==== Entries shown
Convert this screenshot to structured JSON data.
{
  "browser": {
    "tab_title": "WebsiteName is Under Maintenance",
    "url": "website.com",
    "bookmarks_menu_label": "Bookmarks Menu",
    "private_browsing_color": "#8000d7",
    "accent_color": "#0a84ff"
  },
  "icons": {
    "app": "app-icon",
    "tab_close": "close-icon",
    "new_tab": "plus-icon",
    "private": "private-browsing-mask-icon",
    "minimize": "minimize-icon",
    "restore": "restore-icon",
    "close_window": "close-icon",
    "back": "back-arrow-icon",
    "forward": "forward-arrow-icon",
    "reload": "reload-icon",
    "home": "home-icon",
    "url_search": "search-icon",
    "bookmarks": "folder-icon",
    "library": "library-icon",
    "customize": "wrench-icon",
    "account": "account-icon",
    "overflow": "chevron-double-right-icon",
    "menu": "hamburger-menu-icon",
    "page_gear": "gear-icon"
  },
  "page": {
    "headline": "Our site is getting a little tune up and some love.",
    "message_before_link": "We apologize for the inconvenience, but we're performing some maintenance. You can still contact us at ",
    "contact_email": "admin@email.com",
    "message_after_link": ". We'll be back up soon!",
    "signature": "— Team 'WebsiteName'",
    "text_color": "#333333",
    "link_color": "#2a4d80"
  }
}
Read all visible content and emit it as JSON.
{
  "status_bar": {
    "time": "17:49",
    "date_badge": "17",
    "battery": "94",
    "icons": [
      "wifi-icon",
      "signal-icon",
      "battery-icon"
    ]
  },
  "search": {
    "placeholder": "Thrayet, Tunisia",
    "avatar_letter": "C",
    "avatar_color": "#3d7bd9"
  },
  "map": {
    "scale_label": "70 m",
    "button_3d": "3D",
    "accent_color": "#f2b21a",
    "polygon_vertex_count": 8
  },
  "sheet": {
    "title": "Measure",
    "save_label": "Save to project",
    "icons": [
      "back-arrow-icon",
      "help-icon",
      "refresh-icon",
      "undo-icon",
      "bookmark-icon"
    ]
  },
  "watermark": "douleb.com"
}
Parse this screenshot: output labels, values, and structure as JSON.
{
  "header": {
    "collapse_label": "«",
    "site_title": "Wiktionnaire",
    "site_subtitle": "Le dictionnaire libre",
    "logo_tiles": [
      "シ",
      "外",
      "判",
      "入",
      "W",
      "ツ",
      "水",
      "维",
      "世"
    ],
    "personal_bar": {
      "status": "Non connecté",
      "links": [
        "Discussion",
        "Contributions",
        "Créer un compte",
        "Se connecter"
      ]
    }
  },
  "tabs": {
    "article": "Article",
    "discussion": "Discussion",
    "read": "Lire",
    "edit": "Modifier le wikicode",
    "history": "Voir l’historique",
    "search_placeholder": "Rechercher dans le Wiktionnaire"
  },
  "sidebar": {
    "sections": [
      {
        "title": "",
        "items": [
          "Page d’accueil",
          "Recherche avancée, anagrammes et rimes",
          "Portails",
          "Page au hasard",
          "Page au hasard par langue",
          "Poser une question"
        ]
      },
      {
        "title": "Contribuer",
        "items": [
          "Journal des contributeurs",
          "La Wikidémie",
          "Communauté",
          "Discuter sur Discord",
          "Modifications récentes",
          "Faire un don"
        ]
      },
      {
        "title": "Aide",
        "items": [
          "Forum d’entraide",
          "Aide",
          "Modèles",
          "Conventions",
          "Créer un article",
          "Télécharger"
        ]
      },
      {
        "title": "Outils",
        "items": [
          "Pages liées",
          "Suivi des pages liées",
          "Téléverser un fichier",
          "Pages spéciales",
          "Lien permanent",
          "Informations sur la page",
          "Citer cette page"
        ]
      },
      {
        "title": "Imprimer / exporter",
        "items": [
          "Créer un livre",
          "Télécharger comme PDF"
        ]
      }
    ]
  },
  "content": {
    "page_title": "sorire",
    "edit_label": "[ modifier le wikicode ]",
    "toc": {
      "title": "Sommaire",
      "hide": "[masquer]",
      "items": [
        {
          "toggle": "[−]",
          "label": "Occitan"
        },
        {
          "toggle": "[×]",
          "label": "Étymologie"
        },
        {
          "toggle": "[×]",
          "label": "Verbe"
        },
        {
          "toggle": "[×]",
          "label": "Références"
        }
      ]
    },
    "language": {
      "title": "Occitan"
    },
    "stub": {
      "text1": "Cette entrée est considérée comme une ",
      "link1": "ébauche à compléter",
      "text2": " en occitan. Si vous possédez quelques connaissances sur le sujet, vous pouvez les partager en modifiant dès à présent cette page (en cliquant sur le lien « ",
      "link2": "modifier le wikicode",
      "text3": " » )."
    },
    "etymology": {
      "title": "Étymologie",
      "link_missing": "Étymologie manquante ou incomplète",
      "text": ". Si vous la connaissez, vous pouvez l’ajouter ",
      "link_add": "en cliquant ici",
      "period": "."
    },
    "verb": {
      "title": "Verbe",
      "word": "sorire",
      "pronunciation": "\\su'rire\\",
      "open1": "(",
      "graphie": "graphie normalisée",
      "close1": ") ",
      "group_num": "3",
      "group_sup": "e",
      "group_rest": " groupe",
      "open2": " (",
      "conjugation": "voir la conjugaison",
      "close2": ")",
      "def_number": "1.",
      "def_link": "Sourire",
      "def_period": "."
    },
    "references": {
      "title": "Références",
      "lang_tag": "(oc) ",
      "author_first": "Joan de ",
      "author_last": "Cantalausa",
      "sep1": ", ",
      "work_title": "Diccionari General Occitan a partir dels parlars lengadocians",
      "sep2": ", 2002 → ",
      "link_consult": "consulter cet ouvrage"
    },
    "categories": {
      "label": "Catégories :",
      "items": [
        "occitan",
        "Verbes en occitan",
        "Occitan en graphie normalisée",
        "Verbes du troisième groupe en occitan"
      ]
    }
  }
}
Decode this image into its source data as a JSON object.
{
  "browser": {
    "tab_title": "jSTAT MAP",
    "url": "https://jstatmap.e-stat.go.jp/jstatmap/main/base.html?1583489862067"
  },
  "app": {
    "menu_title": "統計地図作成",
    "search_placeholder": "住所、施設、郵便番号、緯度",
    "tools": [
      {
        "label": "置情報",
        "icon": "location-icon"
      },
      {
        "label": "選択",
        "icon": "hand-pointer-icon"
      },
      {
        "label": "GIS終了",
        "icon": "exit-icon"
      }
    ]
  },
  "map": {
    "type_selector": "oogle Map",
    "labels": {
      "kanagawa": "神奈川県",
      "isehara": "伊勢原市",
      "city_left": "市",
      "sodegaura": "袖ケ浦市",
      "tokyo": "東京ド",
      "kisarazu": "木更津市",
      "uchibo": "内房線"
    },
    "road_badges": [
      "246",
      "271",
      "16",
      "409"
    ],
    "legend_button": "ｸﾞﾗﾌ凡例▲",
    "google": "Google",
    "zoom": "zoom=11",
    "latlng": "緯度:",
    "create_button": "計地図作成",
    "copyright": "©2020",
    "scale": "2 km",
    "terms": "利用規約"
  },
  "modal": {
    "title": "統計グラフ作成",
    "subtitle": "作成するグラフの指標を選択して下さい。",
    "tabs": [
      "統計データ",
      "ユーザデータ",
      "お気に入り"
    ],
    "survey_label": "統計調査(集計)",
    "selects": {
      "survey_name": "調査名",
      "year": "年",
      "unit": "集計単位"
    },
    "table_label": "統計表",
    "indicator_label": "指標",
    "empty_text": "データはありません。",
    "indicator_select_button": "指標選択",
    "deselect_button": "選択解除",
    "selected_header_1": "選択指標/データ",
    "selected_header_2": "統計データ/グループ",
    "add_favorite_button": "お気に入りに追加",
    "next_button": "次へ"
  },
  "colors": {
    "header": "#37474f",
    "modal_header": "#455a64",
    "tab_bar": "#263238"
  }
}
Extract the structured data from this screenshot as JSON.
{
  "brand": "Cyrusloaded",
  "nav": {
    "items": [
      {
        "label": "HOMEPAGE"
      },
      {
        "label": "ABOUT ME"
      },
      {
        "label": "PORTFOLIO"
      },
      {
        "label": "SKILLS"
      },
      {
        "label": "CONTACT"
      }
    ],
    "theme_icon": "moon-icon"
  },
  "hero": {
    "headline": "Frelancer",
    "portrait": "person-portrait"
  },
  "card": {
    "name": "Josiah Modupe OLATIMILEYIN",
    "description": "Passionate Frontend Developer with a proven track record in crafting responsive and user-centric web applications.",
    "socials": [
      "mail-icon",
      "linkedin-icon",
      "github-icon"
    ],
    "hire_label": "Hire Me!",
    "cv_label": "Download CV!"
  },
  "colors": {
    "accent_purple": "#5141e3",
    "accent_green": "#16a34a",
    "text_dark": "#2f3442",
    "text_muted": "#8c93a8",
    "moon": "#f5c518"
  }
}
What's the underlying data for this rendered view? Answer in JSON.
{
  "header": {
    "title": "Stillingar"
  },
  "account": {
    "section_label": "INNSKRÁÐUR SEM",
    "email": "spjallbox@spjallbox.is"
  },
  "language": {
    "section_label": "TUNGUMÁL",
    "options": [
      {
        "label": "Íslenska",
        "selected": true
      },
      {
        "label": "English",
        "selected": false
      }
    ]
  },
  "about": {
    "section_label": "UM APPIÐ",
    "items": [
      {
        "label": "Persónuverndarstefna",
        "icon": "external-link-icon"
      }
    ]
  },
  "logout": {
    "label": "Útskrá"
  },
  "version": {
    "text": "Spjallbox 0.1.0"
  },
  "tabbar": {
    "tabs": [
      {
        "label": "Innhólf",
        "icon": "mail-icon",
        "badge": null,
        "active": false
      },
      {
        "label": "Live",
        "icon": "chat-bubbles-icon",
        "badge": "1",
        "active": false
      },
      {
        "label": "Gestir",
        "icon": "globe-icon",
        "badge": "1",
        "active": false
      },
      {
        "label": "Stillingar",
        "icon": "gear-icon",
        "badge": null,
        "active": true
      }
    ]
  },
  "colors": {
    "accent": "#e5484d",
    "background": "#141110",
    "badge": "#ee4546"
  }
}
========
What you have to do
From the records above, copy every line that holds the word "Références".

The reply
          "label": "Références"
      "title": "Références",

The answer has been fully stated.